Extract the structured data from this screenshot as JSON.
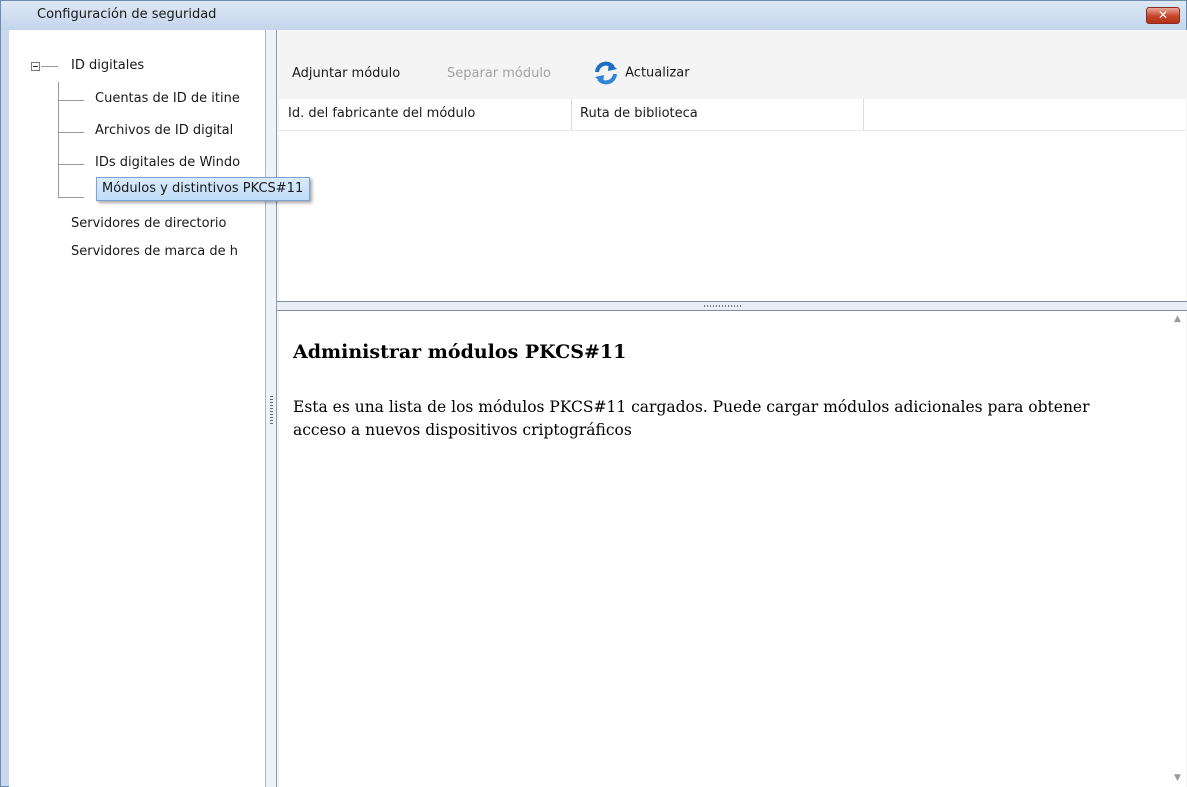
{
  "window": {
    "title": "Configuración de seguridad",
    "close_label": "✕"
  },
  "tree": {
    "root_label": "ID digitales",
    "children": [
      {
        "label": "Cuentas de ID de itine"
      },
      {
        "label": "Archivos de ID digital"
      },
      {
        "label": "IDs digitales de Windo"
      },
      {
        "label": "Módulos y distintivos PKCS#11"
      }
    ],
    "siblings": [
      {
        "label": "Servidores de directorio"
      },
      {
        "label": "Servidores de marca de h"
      }
    ],
    "selected_index": 3
  },
  "toolbar": {
    "attach_label": "Adjuntar módulo",
    "detach_label": "Separar módulo",
    "refresh_label": "Actualizar",
    "refresh_icon": "refresh-icon"
  },
  "table": {
    "columns": [
      "Id. del fabricante del módulo",
      "Ruta de biblioteca"
    ],
    "rows": []
  },
  "description": {
    "title": "Administrar módulos PKCS#11",
    "body": "Esta es una lista de los módulos PKCS#11 cargados. Puede cargar módulos adicionales para obtener acceso a nuevos dispositivos criptográficos"
  },
  "colors": {
    "title_bar": "#c9d8ec",
    "selection": "#cce4f9",
    "disabled_text": "#a2a2a2",
    "close_button": "#c6452a"
  }
}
##########
TO DO
Scan the lines for the string "digitales". Copy out each line that matches.

RESULT OF THIS TASK
    "root_label": "ID digitales",
        "label": "IDs digitales de Windo"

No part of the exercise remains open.